◆ **Instructions for the task**
Find the lines holding the word "this" and collect them.

◆ **Extracted data**
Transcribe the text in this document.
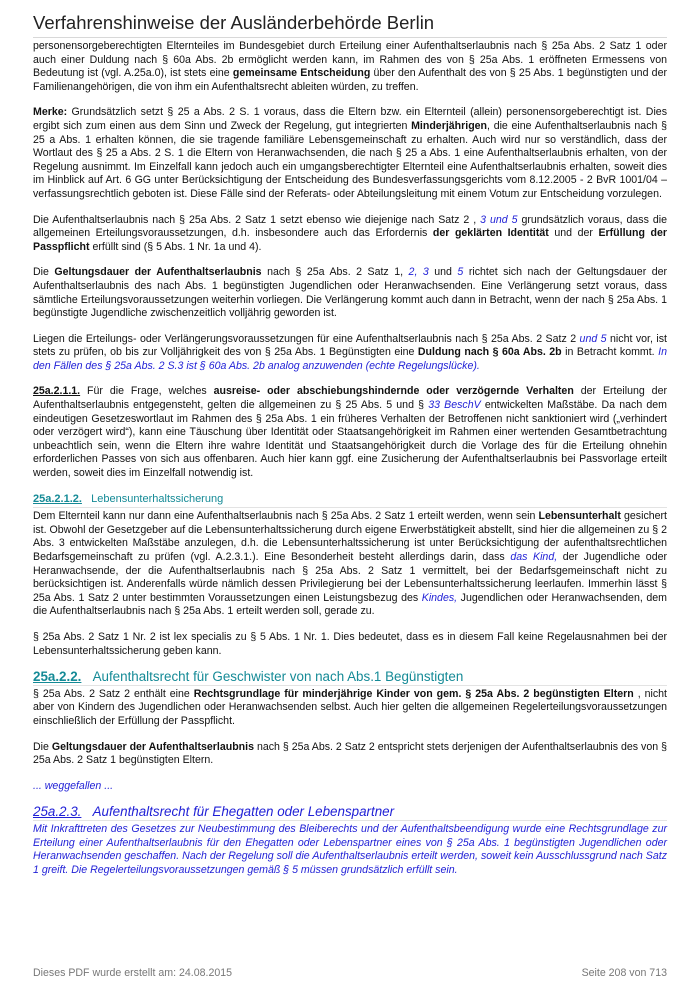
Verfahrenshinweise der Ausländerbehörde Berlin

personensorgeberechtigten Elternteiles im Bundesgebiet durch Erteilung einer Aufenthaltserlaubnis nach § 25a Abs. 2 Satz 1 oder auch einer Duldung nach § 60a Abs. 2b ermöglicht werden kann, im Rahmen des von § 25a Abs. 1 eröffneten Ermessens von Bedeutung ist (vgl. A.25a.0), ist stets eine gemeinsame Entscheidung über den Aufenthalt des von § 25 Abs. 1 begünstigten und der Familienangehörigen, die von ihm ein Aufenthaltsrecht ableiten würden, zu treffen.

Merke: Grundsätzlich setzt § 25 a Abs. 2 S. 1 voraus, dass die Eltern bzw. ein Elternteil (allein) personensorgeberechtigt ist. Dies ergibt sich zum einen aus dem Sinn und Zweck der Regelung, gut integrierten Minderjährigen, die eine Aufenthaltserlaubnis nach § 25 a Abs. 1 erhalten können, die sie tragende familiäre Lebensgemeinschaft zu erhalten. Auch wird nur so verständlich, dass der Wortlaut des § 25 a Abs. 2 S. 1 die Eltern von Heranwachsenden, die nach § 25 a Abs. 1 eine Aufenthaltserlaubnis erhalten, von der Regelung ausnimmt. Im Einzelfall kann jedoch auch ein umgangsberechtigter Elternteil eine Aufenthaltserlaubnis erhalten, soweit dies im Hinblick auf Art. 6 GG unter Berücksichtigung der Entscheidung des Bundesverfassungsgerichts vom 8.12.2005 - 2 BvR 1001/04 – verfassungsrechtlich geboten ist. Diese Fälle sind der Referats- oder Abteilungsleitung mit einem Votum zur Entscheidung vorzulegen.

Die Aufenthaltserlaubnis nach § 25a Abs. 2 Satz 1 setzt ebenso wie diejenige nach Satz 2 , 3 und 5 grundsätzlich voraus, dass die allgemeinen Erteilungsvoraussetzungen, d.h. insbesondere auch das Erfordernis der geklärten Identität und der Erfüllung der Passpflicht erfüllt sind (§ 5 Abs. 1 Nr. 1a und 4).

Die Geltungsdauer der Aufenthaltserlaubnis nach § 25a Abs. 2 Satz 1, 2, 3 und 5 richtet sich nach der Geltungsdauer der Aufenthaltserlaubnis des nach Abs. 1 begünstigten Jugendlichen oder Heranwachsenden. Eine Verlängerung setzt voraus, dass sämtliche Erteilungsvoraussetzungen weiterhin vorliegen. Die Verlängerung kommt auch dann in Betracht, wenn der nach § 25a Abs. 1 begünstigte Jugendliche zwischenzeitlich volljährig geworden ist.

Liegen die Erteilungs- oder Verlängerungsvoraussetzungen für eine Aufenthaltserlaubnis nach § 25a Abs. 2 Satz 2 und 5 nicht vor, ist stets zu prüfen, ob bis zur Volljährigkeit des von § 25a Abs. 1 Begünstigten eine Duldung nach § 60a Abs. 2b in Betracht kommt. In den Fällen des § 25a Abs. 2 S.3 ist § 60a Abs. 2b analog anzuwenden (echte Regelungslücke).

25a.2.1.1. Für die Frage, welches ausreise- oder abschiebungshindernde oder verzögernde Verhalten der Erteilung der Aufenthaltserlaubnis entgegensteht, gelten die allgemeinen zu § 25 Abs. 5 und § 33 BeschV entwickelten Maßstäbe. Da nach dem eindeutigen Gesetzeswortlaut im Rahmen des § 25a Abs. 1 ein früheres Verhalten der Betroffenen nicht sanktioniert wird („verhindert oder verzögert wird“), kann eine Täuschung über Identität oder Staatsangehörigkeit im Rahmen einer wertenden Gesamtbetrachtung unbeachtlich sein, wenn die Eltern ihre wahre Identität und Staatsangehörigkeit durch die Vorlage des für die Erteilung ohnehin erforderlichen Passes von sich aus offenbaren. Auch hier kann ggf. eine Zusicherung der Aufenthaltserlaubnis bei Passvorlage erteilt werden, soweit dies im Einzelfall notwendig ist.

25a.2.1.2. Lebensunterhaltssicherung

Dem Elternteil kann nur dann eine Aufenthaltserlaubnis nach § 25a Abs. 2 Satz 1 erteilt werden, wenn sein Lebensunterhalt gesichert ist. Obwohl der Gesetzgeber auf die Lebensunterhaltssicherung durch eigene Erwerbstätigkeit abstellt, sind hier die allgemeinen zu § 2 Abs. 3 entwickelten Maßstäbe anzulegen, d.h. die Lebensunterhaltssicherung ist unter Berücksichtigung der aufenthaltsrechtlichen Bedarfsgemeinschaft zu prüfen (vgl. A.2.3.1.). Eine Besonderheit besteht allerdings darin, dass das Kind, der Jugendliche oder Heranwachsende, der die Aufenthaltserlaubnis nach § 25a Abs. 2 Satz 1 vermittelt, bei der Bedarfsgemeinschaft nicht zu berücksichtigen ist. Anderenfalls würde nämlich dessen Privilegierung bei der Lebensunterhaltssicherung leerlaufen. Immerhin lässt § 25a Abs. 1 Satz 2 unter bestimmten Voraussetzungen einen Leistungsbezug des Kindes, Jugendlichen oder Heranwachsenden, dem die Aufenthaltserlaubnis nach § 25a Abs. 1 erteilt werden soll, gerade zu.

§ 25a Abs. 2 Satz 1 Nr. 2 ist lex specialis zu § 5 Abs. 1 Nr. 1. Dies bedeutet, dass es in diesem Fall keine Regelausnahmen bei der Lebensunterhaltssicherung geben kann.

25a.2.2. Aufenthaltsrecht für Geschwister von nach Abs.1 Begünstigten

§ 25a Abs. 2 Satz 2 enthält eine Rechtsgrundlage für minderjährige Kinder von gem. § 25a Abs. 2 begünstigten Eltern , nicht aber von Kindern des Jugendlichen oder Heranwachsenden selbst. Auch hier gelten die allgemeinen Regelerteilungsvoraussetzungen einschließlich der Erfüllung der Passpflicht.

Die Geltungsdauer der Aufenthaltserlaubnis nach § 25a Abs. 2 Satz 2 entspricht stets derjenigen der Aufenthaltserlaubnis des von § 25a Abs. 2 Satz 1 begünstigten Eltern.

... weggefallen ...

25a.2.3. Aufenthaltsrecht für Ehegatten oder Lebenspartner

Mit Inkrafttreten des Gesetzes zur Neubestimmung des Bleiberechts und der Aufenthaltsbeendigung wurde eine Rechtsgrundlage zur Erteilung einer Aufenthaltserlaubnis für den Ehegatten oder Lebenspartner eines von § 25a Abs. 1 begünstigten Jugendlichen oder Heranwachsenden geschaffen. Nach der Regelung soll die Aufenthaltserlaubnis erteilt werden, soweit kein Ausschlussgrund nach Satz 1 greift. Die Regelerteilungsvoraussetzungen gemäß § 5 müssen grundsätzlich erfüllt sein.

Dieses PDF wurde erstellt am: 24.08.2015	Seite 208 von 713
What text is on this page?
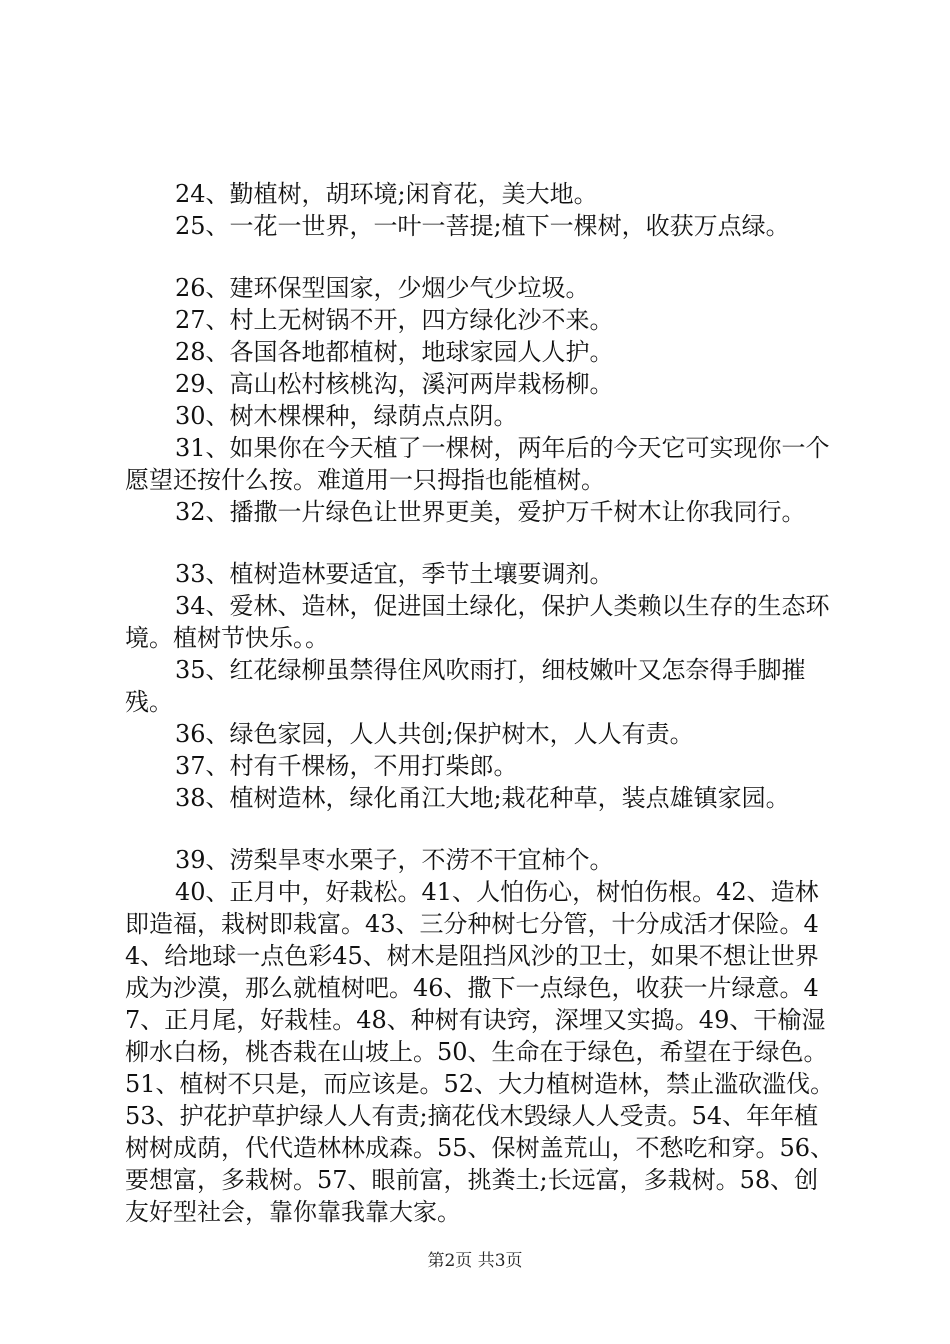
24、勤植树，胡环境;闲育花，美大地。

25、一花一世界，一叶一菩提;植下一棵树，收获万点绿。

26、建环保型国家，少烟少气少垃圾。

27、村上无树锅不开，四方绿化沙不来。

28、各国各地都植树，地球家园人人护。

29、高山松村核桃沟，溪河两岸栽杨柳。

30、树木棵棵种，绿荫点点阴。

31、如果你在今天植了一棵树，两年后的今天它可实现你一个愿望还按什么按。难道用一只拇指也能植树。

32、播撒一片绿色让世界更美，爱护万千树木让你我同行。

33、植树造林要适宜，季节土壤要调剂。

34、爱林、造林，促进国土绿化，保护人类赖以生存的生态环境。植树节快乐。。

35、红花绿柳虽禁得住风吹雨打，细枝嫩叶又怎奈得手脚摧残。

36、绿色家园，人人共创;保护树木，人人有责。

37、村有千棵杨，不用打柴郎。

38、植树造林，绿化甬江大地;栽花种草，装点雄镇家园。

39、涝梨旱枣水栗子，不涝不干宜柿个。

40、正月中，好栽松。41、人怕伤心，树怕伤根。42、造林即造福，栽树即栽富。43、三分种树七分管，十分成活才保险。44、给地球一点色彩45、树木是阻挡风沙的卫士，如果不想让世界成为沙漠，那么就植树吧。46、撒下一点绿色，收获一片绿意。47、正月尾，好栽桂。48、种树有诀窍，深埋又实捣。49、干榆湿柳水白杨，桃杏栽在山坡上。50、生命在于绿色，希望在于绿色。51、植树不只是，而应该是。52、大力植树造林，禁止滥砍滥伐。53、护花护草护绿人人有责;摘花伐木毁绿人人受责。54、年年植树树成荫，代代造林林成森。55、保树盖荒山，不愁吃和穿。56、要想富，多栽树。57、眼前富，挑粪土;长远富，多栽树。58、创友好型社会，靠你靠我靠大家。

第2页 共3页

◆ **Answer in full**
Transcribe the text in this document.
What text is on this page?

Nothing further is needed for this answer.